## [What the exercise asks]
Reproduce the records that follow in full, excluding any picture they contain.

═══ Stored data

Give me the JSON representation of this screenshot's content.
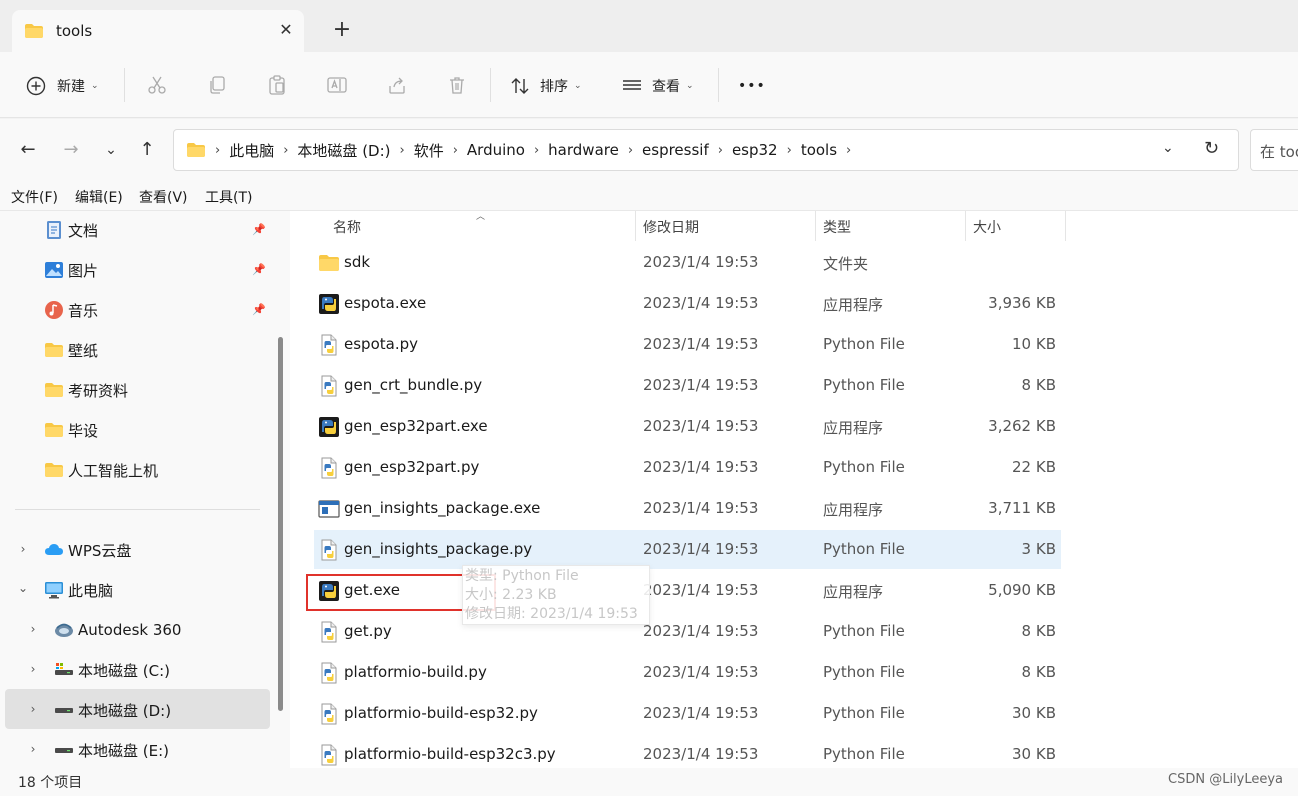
{
  "tab": {
    "title": "tools"
  },
  "toolbar": {
    "new_label": "新建",
    "sort_label": "排序",
    "view_label": "查看",
    "more_label": "•••"
  },
  "address": {
    "crumbs": [
      "此电脑",
      "本地磁盘 (D:)",
      "软件",
      "Arduino",
      "hardware",
      "espressif",
      "esp32",
      "tools"
    ],
    "search_placeholder": "在 tools"
  },
  "menubar": [
    "文件(F)",
    "编辑(E)",
    "查看(V)",
    "工具(T)"
  ],
  "sidebar": {
    "quick": [
      {
        "label": "文档",
        "icon": "document-icon",
        "pinned": true
      },
      {
        "label": "图片",
        "icon": "picture-icon",
        "pinned": true
      },
      {
        "label": "音乐",
        "icon": "music-icon",
        "pinned": true
      },
      {
        "label": "壁纸",
        "icon": "folder-icon",
        "pinned": false
      },
      {
        "label": "考研资料",
        "icon": "folder-icon",
        "pinned": false
      },
      {
        "label": "毕设",
        "icon": "folder-icon",
        "pinned": false
      },
      {
        "label": "人工智能上机",
        "icon": "folder-icon",
        "pinned": false
      }
    ],
    "tree": [
      {
        "label": "WPS云盘",
        "icon": "cloud-icon",
        "expanded": false
      },
      {
        "label": "此电脑",
        "icon": "computer-icon",
        "expanded": true
      },
      {
        "label": "Autodesk 360",
        "icon": "autodesk-icon",
        "expanded": false
      },
      {
        "label": "本地磁盘 (C:)",
        "icon": "drive-icon",
        "expanded": false
      },
      {
        "label": "本地磁盘 (D:)",
        "icon": "drive-icon",
        "expanded": false,
        "selected": true
      },
      {
        "label": "本地磁盘 (E:)",
        "icon": "drive-icon",
        "expanded": false
      }
    ]
  },
  "columns": {
    "name": "名称",
    "date": "修改日期",
    "type": "类型",
    "size": "大小"
  },
  "files": [
    {
      "name": "sdk",
      "date": "2023/1/4 19:53",
      "type": "文件夹",
      "size": "",
      "icon": "folder-icon"
    },
    {
      "name": "espota.exe",
      "date": "2023/1/4 19:53",
      "type": "应用程序",
      "size": "3,936 KB",
      "icon": "python-exe-icon"
    },
    {
      "name": "espota.py",
      "date": "2023/1/4 19:53",
      "type": "Python File",
      "size": "10 KB",
      "icon": "python-file-icon"
    },
    {
      "name": "gen_crt_bundle.py",
      "date": "2023/1/4 19:53",
      "type": "Python File",
      "size": "8 KB",
      "icon": "python-file-icon"
    },
    {
      "name": "gen_esp32part.exe",
      "date": "2023/1/4 19:53",
      "type": "应用程序",
      "size": "3,262 KB",
      "icon": "python-exe-icon"
    },
    {
      "name": "gen_esp32part.py",
      "date": "2023/1/4 19:53",
      "type": "Python File",
      "size": "22 KB",
      "icon": "python-file-icon"
    },
    {
      "name": "gen_insights_package.exe",
      "date": "2023/1/4 19:53",
      "type": "应用程序",
      "size": "3,711 KB",
      "icon": "app-window-icon"
    },
    {
      "name": "gen_insights_package.py",
      "date": "2023/1/4 19:53",
      "type": "Python File",
      "size": "3 KB",
      "icon": "python-file-icon",
      "hover": true
    },
    {
      "name": "get.exe",
      "date": "2023/1/4 19:53",
      "type": "应用程序",
      "size": "5,090 KB",
      "icon": "python-exe-icon",
      "highlighted": true
    },
    {
      "name": "get.py",
      "date": "2023/1/4 19:53",
      "type": "Python File",
      "size": "8 KB",
      "icon": "python-file-icon"
    },
    {
      "name": "platformio-build.py",
      "date": "2023/1/4 19:53",
      "type": "Python File",
      "size": "8 KB",
      "icon": "python-file-icon"
    },
    {
      "name": "platformio-build-esp32.py",
      "date": "2023/1/4 19:53",
      "type": "Python File",
      "size": "30 KB",
      "icon": "python-file-icon"
    },
    {
      "name": "platformio-build-esp32c3.py",
      "date": "2023/1/4 19:53",
      "type": "Python File",
      "size": "30 KB",
      "icon": "python-file-icon"
    }
  ],
  "tooltip": {
    "line1": "类型: Python File",
    "line2": "大小: 2.23 KB",
    "line3": "修改日期: 2023/1/4 19:53"
  },
  "status": {
    "count": "18 个项目"
  },
  "watermark": "CSDN @LilyLeeya",
  "colors": {
    "accent": "#0067c0",
    "highlight_border": "#e0322b",
    "hover_row": "#e5f1fb",
    "folder": "#f8c846"
  }
}
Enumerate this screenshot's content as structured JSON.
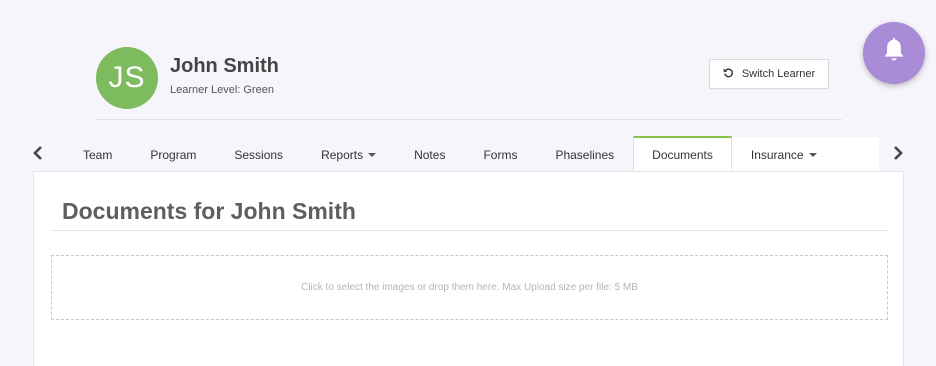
{
  "learner": {
    "initials": "JS",
    "name": "John Smith",
    "level": "Learner Level: Green",
    "avatar_color": "#7dbb5e"
  },
  "header": {
    "switch_label": "Switch Learner",
    "switch_icon": "refresh-icon",
    "notification_icon": "bell-icon",
    "notification_color": "#a98bd6"
  },
  "tabs": [
    {
      "label": "Team",
      "dropdown": false,
      "active": false
    },
    {
      "label": "Program",
      "dropdown": false,
      "active": false
    },
    {
      "label": "Sessions",
      "dropdown": false,
      "active": false
    },
    {
      "label": "Reports",
      "dropdown": true,
      "active": false
    },
    {
      "label": "Notes",
      "dropdown": false,
      "active": false
    },
    {
      "label": "Forms",
      "dropdown": false,
      "active": false
    },
    {
      "label": "Phaselines",
      "dropdown": false,
      "active": false
    },
    {
      "label": "Documents",
      "dropdown": false,
      "active": true
    },
    {
      "label": "Insurance",
      "dropdown": true,
      "active": false
    }
  ],
  "tab_accent_color": "#8bc34a",
  "nav": {
    "left_icon": "chevron-left-icon",
    "right_icon": "chevron-right-icon"
  },
  "documents": {
    "title": "Documents for John Smith",
    "dropzone_text": "Click to select the images or drop them here. Max Upload size per file: 5 MB"
  }
}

══════

## [Result]
Give me the JSON representation of this screenshot's content.
{
  "tab": {
    "title": "tools"
  },
  "toolbar": {
    "new_label": "新建",
    "sort_label": "排序",
    "view_label": "查看",
    "more_label": "•••"
  },
  "address": {
    "crumbs": [
      "此电脑",
      "本地磁盘 (D:)",
      "软件",
      "Arduino",
      "hardware",
      "espressif",
      "esp32",
      "tools"
    ],
    "search_placeholder": "在 tools"
  },
  "menubar": [
    "文件(F)",
    "编辑(E)",
    "查看(V)",
    "工具(T)"
  ],
  "sidebar": {
    "quick": [
      {
        "label": "文档",
        "icon": "document-icon",
        "pinned": true
      },
      {
        "label": "图片",
        "icon": "picture-icon",
        "pinned": true
      },
      {
        "label": "音乐",
        "icon": "music-icon",
        "pinned": true
      },
      {
        "label": "壁纸",
        "icon": "folder-icon",
        "pinned": false
      },
      {
        "label": "考研资料",
        "icon": "folder-icon",
        "pinned": false
      },
      {
        "label": "毕设",
        "icon": "folder-icon",
        "pinned": false
      },
      {
        "label": "人工智能上机",
        "icon": "folder-icon",
        "pinned": false
      }
    ],
    "tree": [
      {
        "label": "WPS云盘",
        "icon": "cloud-icon",
        "expanded": false
      },
      {
        "label": "此电脑",
        "icon": "computer-icon",
        "expanded": true
      },
      {
        "label": "Autodesk 360",
        "icon": "autodesk-icon",
        "expanded": false
      },
      {
        "label": "本地磁盘 (C:)",
        "icon": "drive-icon",
        "expanded": false
      },
      {
        "label": "本地磁盘 (D:)",
        "icon": "drive-icon",
        "expanded": false,
        "selected": true
      },
      {
        "label": "本地磁盘 (E:)",
        "icon": "drive-icon",
        "expanded": false
      }
    ]
  },
  "columns": {
    "name": "名称",
    "date": "修改日期",
    "type": "类型",
    "size": "大小"
  },
  "files": [
    {
      "name": "sdk",
      "date": "2023/1/4 19:53",
      "type": "文件夹",
      "size": "",
      "icon": "folder-icon"
    },
    {
      "name": "espota.exe",
      "date": "2023/1/4 19:53",
      "type": "应用程序",
      "size": "3,936 KB",
      "icon": "python-exe-icon"
    },
    {
      "name": "espota.py",
      "date": "2023/1/4 19:53",
      "type": "Python File",
      "size": "10 KB",
      "icon": "python-file-icon"
    },
    {
      "name": "gen_crt_bundle.py",
      "date": "2023/1/4 19:53",
      "type": "Python File",
      "size": "8 KB",
      "icon": "python-file-icon"
    },
    {
      "name": "gen_esp32part.exe",
      "date": "2023/1/4 19:53",
      "type": "应用程序",
      "size": "3,262 KB",
      "icon": "python-exe-icon"
    },
    {
      "name": "gen_esp32part.py",
      "date": "2023/1/4 19:53",
      "type": "Python File",
      "size": "22 KB",
      "icon": "python-file-icon"
    },
    {
      "name": "gen_insights_package.exe",
      "date": "2023/1/4 19:53",
      "type": "应用程序",
      "size": "3,711 KB",
      "icon": "app-window-icon"
    },
    {
      "name": "gen_insights_package.py",
      "date": "2023/1/4 19:53",
      "type": "Python File",
      "size": "3 KB",
      "icon": "python-file-icon",
      "hover": true
    },
    {
      "name": "get.exe",
      "date": "2023/1/4 19:53",
      "type": "应用程序",
      "size": "5,090 KB",
      "icon": "python-exe-icon",
      "highlighted": true
    },
    {
      "name": "get.py",
      "date": "2023/1/4 19:53",
      "type": "Python File",
      "size": "8 KB",
      "icon": "python-file-icon"
    },
    {
      "name": "platformio-build.py",
      "date": "2023/1/4 19:53",
      "type": "Python File",
      "size": "8 KB",
      "icon": "python-file-icon"
    },
    {
      "name": "platformio-build-esp32.py",
      "date": "2023/1/4 19:53",
      "type": "Python File",
      "size": "30 KB",
      "icon": "python-file-icon"
    },
    {
      "name": "platformio-build-esp32c3.py",
      "date": "2023/1/4 19:53",
      "type": "Python File",
      "size": "30 KB",
      "icon": "python-file-icon"
    }
  ],
  "tooltip": {
    "line1": "类型: Python File",
    "line2": "大小: 2.23 KB",
    "line3": "修改日期: 2023/1/4 19:53"
  },
  "status": {
    "count": "18 个项目"
  },
  "watermark": "CSDN @LilyLeeya",
  "colors": {
    "accent": "#0067c0",
    "highlight_border": "#e0322b",
    "hover_row": "#e5f1fb",
    "folder": "#f8c846"
  }
}
Enumerate this screenshot's content as structured JSON.
{
  "learner": {
    "initials": "JS",
    "name": "John Smith",
    "level": "Learner Level: Green",
    "avatar_color": "#7dbb5e"
  },
  "header": {
    "switch_label": "Switch Learner",
    "switch_icon": "refresh-icon",
    "notification_icon": "bell-icon",
    "notification_color": "#a98bd6"
  },
  "tabs": [
    {
      "label": "Team",
      "dropdown": false,
      "active": false
    },
    {
      "label": "Program",
      "dropdown": false,
      "active": false
    },
    {
      "label": "Sessions",
      "dropdown": false,
      "active": false
    },
    {
      "label": "Reports",
      "dropdown": true,
      "active": false
    },
    {
      "label": "Notes",
      "dropdown": false,
      "active": false
    },
    {
      "label": "Forms",
      "dropdown": false,
      "active": false
    },
    {
      "label": "Phaselines",
      "dropdown": false,
      "active": false
    },
    {
      "label": "Documents",
      "dropdown": false,
      "active": true
    },
    {
      "label": "Insurance",
      "dropdown": true,
      "active": false
    }
  ],
  "tab_accent_color": "#8bc34a",
  "nav": {
    "left_icon": "chevron-left-icon",
    "right_icon": "chevron-right-icon"
  },
  "documents": {
    "title": "Documents for John Smith",
    "dropzone_text": "Click to select the images or drop them here. Max Upload size per file: 5 MB"
  }
}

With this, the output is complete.